* Short problem
Each entry below must be repeated exactly, with pictures left out.

begin

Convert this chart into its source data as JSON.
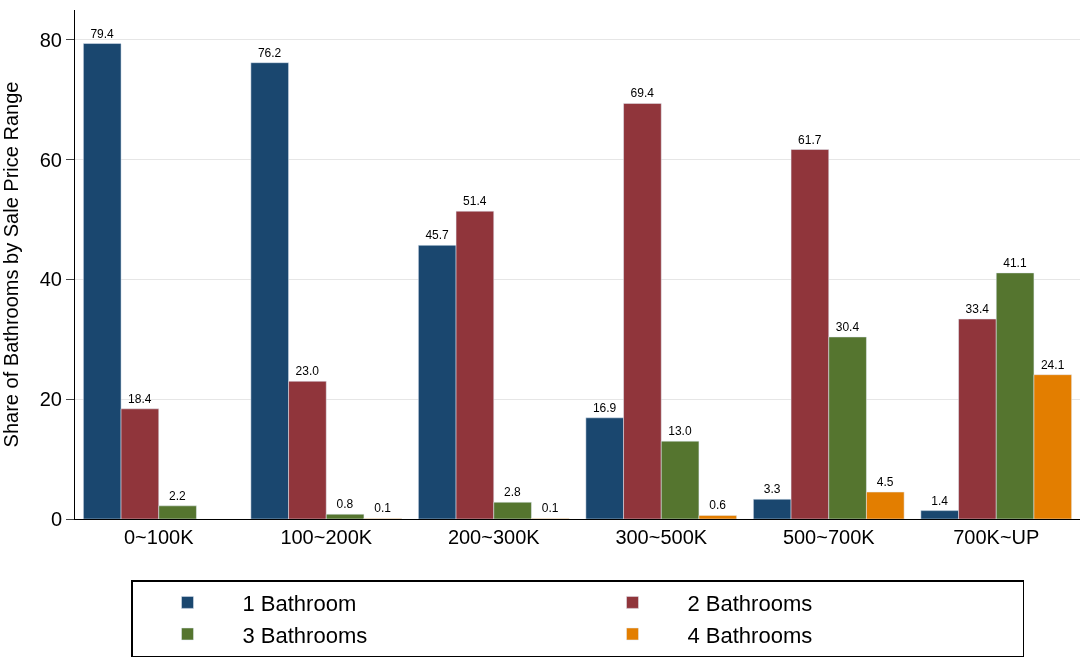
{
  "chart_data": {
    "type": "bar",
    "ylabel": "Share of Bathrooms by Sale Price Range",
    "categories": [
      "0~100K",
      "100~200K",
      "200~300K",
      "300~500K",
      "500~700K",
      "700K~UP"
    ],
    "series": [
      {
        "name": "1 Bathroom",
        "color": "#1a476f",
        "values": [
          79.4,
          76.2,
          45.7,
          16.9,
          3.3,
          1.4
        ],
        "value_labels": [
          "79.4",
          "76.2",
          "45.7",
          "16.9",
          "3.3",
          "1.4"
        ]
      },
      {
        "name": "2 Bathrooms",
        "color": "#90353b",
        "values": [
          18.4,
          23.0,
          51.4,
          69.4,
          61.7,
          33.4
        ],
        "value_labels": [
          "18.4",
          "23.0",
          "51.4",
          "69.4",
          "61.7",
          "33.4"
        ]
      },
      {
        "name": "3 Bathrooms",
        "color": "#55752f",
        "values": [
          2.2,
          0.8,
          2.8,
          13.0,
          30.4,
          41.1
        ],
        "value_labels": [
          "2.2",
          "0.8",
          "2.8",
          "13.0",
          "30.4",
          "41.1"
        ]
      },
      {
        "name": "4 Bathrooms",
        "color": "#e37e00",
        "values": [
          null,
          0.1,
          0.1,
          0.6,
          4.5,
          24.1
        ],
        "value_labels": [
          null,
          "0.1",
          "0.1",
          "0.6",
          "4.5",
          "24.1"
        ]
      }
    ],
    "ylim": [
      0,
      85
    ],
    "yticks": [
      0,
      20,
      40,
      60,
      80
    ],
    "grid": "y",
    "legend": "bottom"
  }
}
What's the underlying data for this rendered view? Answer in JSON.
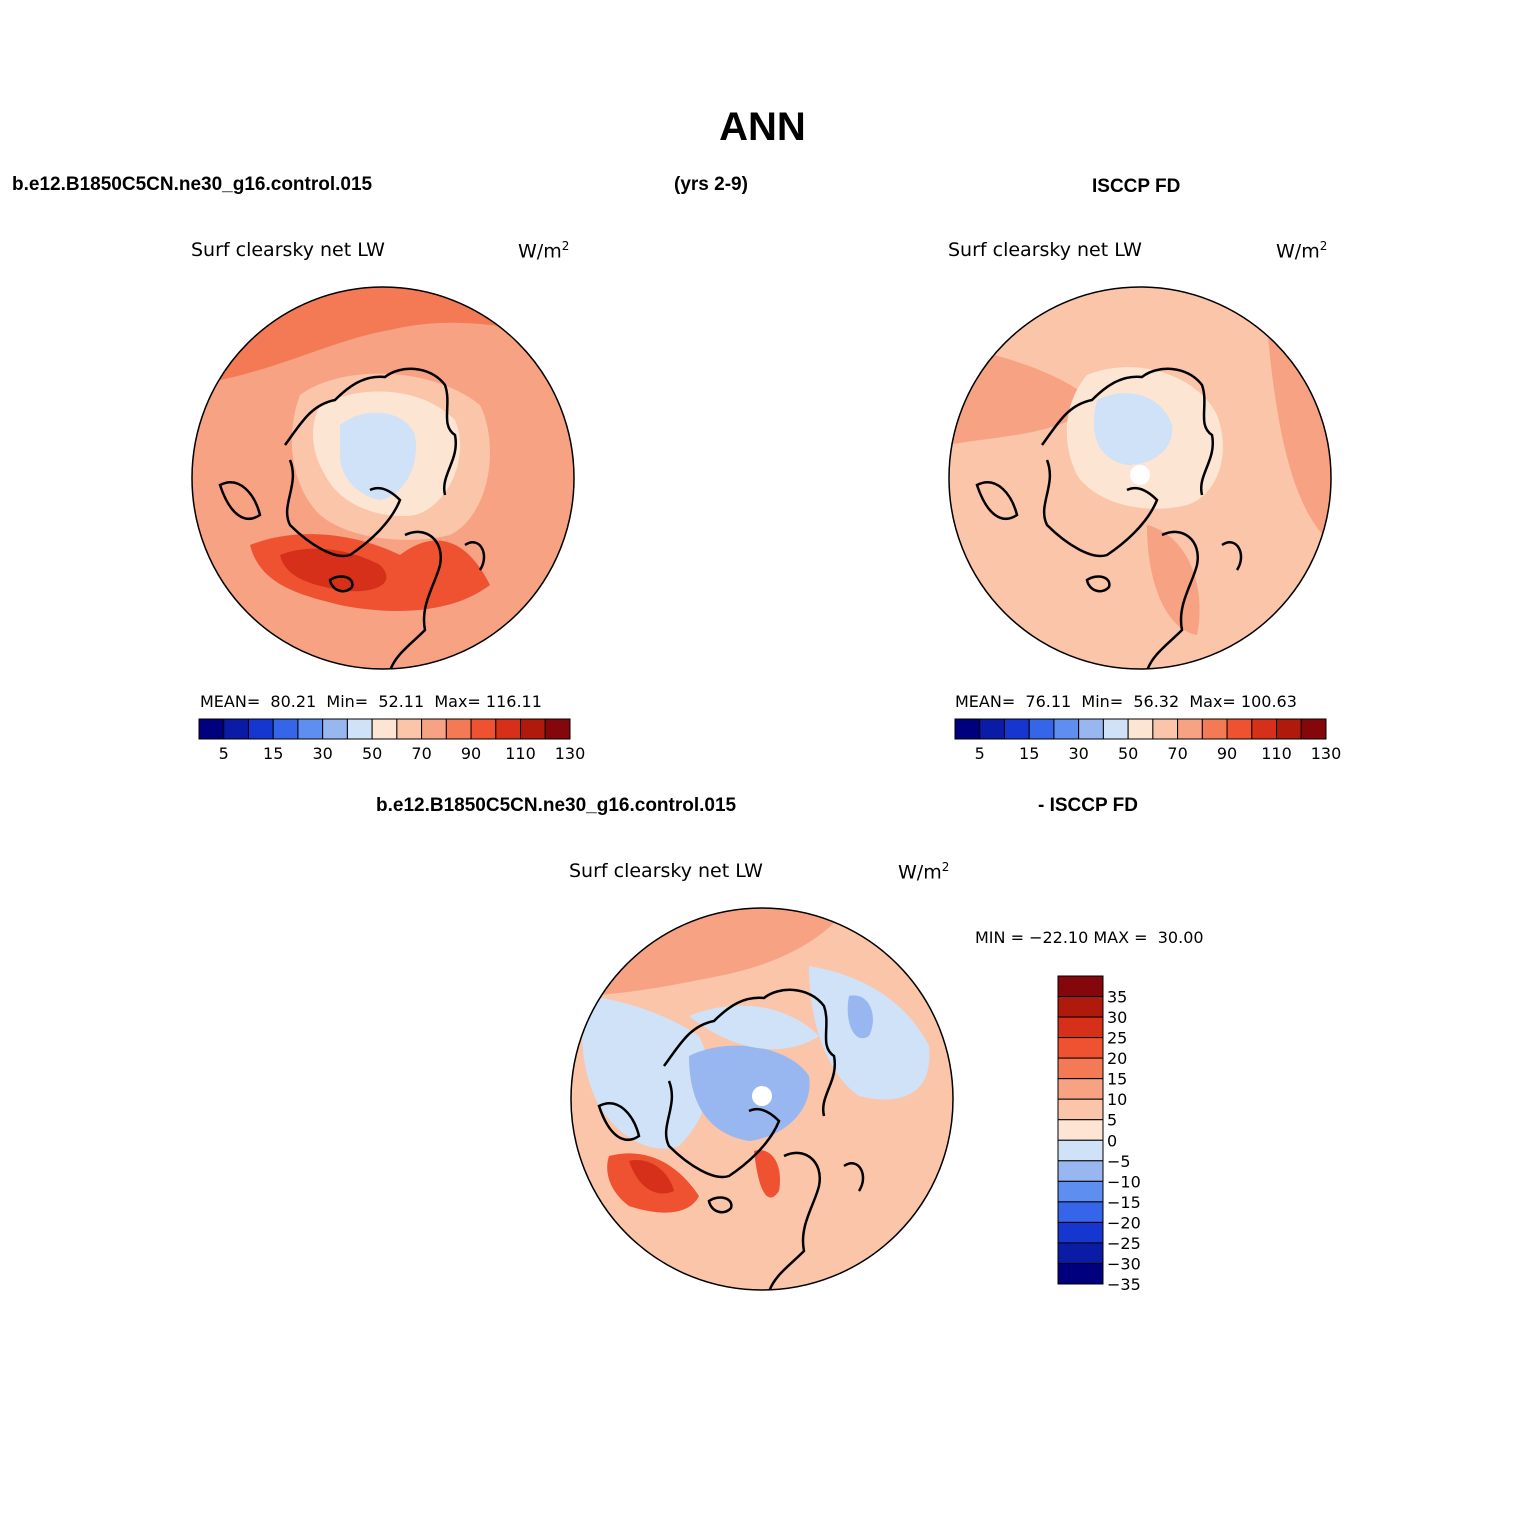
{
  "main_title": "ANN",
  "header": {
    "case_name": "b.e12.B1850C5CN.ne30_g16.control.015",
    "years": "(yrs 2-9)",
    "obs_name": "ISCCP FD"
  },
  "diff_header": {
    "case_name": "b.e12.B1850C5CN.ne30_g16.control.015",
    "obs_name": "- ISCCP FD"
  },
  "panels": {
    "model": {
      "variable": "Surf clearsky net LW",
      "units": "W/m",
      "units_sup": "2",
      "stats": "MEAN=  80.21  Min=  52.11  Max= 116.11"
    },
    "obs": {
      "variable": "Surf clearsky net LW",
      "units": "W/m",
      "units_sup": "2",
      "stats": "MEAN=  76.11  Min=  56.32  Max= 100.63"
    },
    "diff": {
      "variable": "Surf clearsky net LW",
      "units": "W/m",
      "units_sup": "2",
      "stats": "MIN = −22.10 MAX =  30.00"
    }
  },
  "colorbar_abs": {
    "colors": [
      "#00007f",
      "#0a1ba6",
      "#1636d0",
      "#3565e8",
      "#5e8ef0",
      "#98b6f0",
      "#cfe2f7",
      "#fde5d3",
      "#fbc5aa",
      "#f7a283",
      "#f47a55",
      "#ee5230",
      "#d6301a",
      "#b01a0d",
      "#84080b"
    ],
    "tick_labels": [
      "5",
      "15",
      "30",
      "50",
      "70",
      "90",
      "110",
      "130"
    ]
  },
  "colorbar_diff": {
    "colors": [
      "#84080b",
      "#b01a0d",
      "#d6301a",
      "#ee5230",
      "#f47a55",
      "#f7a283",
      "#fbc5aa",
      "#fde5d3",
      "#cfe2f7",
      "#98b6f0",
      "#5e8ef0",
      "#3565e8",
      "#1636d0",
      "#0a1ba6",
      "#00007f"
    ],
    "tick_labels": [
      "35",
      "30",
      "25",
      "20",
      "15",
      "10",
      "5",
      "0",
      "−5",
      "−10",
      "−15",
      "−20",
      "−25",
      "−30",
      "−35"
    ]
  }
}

end

* Answer for the task
Convert this chart into its source data as JSON.
{
  "chart_data": {
    "type": "bar",
    "ylabel": "Share of Bathrooms by Sale Price Range",
    "categories": [
      "0~100K",
      "100~200K",
      "200~300K",
      "300~500K",
      "500~700K",
      "700K~UP"
    ],
    "series": [
      {
        "name": "1 Bathroom",
        "color": "#1a476f",
        "values": [
          79.4,
          76.2,
          45.7,
          16.9,
          3.3,
          1.4
        ],
        "value_labels": [
          "79.4",
          "76.2",
          "45.7",
          "16.9",
          "3.3",
          "1.4"
        ]
      },
      {
        "name": "2 Bathrooms",
        "color": "#90353b",
        "values": [
          18.4,
          23.0,
          51.4,
          69.4,
          61.7,
          33.4
        ],
        "value_labels": [
          "18.4",
          "23.0",
          "51.4",
          "69.4",
          "61.7",
          "33.4"
        ]
      },
      {
        "name": "3 Bathrooms",
        "color": "#55752f",
        "values": [
          2.2,
          0.8,
          2.8,
          13.0,
          30.4,
          41.1
        ],
        "value_labels": [
          "2.2",
          "0.8",
          "2.8",
          "13.0",
          "30.4",
          "41.1"
        ]
      },
      {
        "name": "4 Bathrooms",
        "color": "#e37e00",
        "values": [
          null,
          0.1,
          0.1,
          0.6,
          4.5,
          24.1
        ],
        "value_labels": [
          null,
          "0.1",
          "0.1",
          "0.6",
          "4.5",
          "24.1"
        ]
      }
    ],
    "ylim": [
      0,
      85
    ],
    "yticks": [
      0,
      20,
      40,
      60,
      80
    ],
    "grid": "y",
    "legend": "bottom"
  }
}
What's the underlying data for this rendered view? Answer in JSON.
{
  "main_title": "ANN",
  "header": {
    "case_name": "b.e12.B1850C5CN.ne30_g16.control.015",
    "years": "(yrs 2-9)",
    "obs_name": "ISCCP FD"
  },
  "diff_header": {
    "case_name": "b.e12.B1850C5CN.ne30_g16.control.015",
    "obs_name": "- ISCCP FD"
  },
  "panels": {
    "model": {
      "variable": "Surf clearsky net LW",
      "units": "W/m",
      "units_sup": "2",
      "stats": "MEAN=  80.21  Min=  52.11  Max= 116.11"
    },
    "obs": {
      "variable": "Surf clearsky net LW",
      "units": "W/m",
      "units_sup": "2",
      "stats": "MEAN=  76.11  Min=  56.32  Max= 100.63"
    },
    "diff": {
      "variable": "Surf clearsky net LW",
      "units": "W/m",
      "units_sup": "2",
      "stats": "MIN = −22.10 MAX =  30.00"
    }
  },
  "colorbar_abs": {
    "colors": [
      "#00007f",
      "#0a1ba6",
      "#1636d0",
      "#3565e8",
      "#5e8ef0",
      "#98b6f0",
      "#cfe2f7",
      "#fde5d3",
      "#fbc5aa",
      "#f7a283",
      "#f47a55",
      "#ee5230",
      "#d6301a",
      "#b01a0d",
      "#84080b"
    ],
    "tick_labels": [
      "5",
      "15",
      "30",
      "50",
      "70",
      "90",
      "110",
      "130"
    ]
  },
  "colorbar_diff": {
    "colors": [
      "#84080b",
      "#b01a0d",
      "#d6301a",
      "#ee5230",
      "#f47a55",
      "#f7a283",
      "#fbc5aa",
      "#fde5d3",
      "#cfe2f7",
      "#98b6f0",
      "#5e8ef0",
      "#3565e8",
      "#1636d0",
      "#0a1ba6",
      "#00007f"
    ],
    "tick_labels": [
      "35",
      "30",
      "25",
      "20",
      "15",
      "10",
      "5",
      "0",
      "−5",
      "−10",
      "−15",
      "−20",
      "−25",
      "−30",
      "−35"
    ]
  }
}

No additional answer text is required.